Top of PROVIDED MATERIAL
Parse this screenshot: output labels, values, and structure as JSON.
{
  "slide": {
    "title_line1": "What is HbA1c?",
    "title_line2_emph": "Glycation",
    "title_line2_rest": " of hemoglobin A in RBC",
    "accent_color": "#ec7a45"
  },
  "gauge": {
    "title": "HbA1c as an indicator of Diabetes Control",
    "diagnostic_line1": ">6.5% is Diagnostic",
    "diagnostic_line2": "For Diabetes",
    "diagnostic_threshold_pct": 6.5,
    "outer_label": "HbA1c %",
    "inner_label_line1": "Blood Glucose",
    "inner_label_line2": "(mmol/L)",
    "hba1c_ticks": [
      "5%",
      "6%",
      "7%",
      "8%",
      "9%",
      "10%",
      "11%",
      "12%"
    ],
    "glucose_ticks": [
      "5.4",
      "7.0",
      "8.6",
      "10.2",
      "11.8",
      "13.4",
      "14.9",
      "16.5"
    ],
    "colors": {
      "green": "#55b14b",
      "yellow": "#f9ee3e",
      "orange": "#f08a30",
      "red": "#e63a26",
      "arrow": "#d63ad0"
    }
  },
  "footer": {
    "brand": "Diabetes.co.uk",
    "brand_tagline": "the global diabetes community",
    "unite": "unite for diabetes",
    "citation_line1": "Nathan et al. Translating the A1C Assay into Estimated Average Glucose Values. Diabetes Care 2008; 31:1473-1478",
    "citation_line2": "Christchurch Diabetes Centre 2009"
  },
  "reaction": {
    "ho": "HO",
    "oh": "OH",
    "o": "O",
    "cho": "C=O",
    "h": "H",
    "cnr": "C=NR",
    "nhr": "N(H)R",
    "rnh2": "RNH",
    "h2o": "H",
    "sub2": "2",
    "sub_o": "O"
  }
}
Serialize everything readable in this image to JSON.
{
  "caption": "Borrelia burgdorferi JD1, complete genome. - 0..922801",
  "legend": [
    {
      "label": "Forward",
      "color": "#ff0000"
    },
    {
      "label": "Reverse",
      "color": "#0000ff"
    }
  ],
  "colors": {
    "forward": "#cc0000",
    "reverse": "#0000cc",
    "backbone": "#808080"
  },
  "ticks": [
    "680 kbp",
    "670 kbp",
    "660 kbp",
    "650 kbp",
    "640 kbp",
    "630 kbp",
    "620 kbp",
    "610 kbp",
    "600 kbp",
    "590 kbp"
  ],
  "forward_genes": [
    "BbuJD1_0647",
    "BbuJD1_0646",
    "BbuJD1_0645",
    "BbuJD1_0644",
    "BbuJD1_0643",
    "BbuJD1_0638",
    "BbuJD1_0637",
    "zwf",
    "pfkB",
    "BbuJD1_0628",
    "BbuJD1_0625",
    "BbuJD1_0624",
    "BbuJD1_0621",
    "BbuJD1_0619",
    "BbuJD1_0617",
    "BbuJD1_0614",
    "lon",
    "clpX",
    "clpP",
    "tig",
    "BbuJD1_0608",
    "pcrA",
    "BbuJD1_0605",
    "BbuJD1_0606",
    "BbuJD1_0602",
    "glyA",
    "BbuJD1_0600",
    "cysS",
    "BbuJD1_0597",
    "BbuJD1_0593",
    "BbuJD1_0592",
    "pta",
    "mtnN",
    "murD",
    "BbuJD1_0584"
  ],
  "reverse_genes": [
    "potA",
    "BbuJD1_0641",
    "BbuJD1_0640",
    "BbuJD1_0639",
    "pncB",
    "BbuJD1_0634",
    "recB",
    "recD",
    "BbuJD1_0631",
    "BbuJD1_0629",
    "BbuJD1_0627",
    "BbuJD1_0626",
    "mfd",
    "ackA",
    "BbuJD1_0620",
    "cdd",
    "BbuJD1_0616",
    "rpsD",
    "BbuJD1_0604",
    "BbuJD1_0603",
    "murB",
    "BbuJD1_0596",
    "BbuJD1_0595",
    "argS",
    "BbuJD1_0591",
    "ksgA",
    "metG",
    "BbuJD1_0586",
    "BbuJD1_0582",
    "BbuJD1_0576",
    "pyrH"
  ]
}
Bottom of PROVIDED MATERIAL
Top of PROVIDED MATERIAL
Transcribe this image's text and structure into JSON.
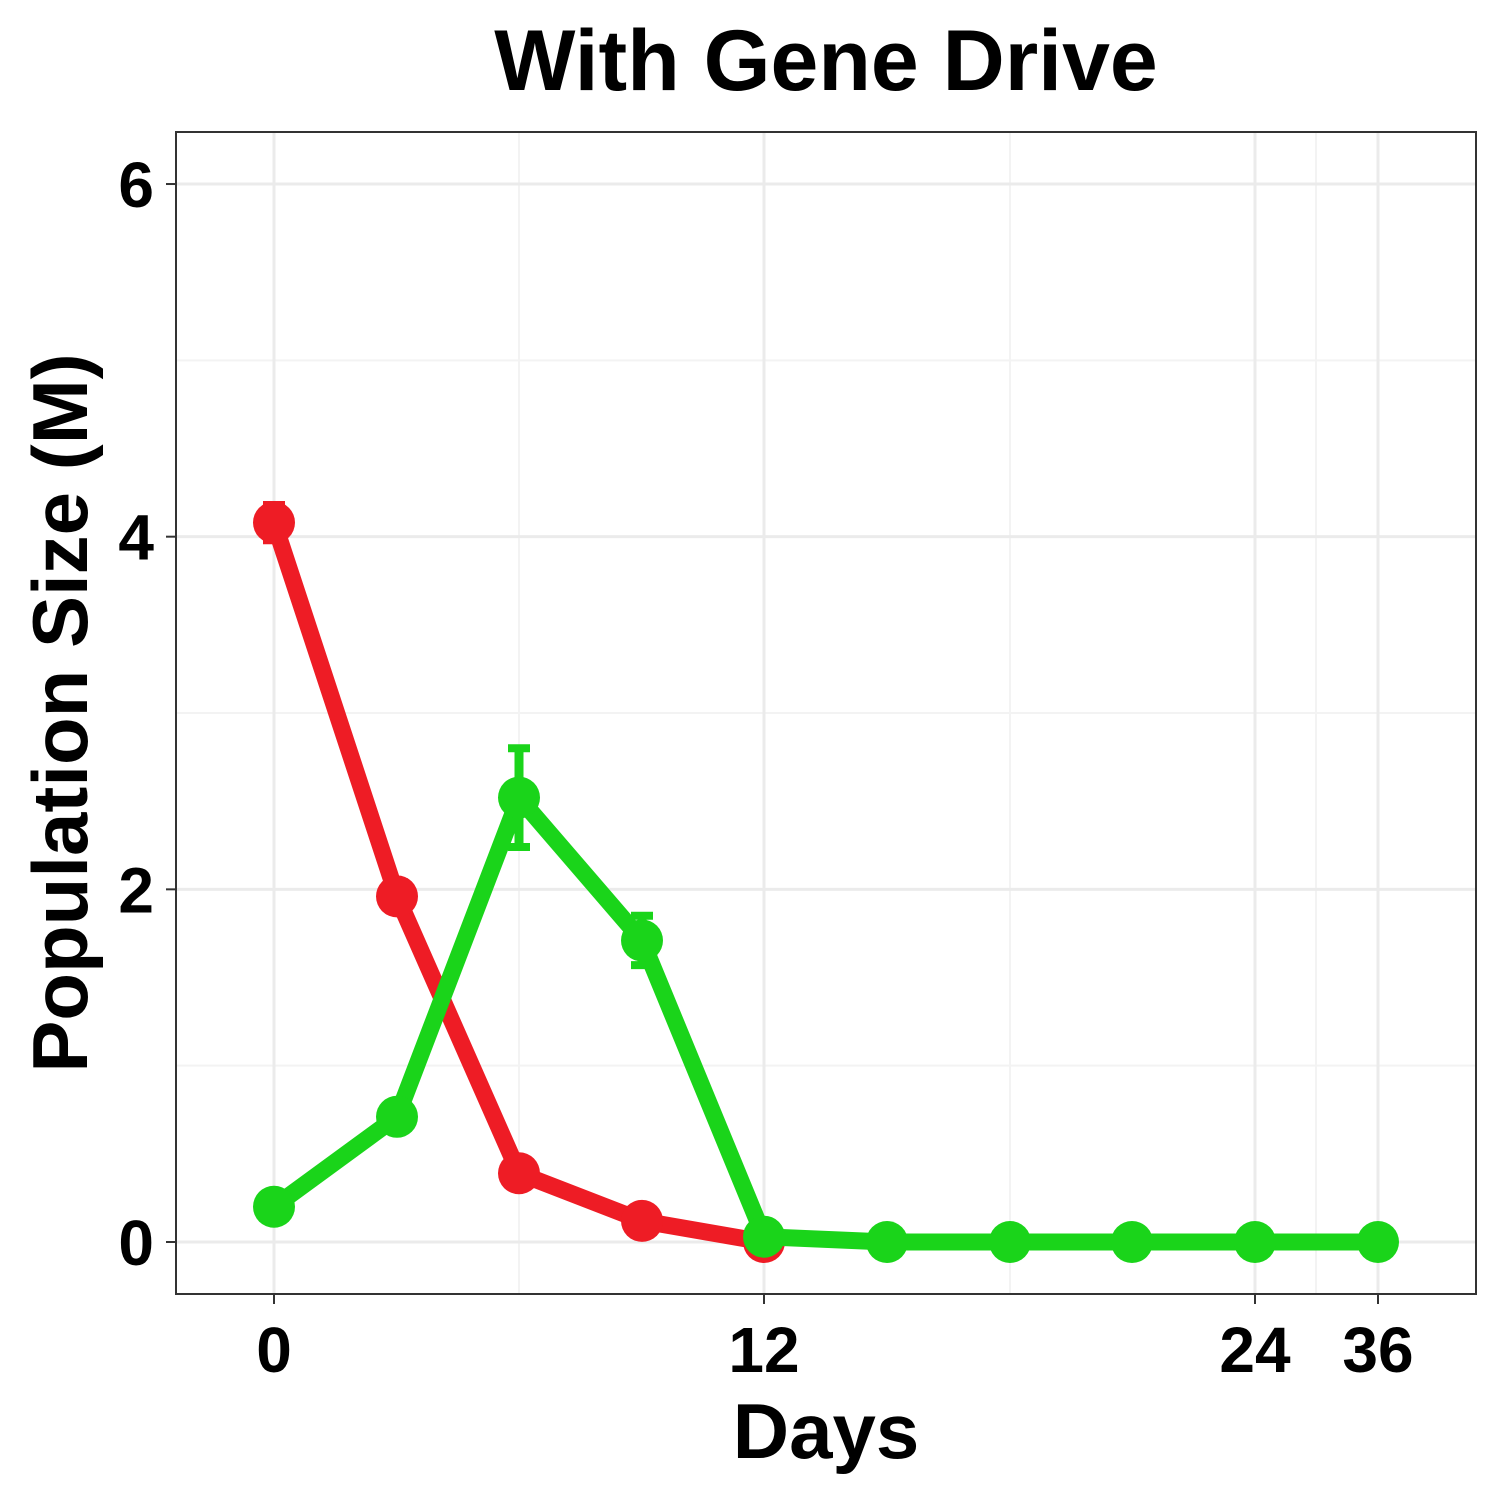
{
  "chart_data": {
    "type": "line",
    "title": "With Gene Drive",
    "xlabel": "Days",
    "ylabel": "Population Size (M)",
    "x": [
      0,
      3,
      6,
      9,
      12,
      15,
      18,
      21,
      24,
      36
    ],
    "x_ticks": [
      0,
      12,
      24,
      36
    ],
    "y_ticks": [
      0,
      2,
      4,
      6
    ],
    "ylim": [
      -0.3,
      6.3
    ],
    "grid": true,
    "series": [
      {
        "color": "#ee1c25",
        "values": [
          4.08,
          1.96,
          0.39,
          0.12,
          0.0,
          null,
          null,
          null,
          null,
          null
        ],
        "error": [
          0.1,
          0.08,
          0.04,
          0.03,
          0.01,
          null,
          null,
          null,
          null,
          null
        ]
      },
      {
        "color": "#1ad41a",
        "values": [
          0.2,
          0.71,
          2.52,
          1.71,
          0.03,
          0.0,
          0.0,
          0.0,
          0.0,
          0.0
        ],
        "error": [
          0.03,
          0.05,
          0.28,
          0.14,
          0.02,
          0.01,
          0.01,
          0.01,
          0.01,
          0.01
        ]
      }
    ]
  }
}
Bottom of PROVIDED MATERIAL
- ABOUT THIS TASK: Using the listing above, list every line in which the string "structure" occurs.

- RESPONSE TO THE EXERCISE:
Parse this screenshot: output labels, values, and structure as JSON.
Transcribe this image's text and structure into JSON.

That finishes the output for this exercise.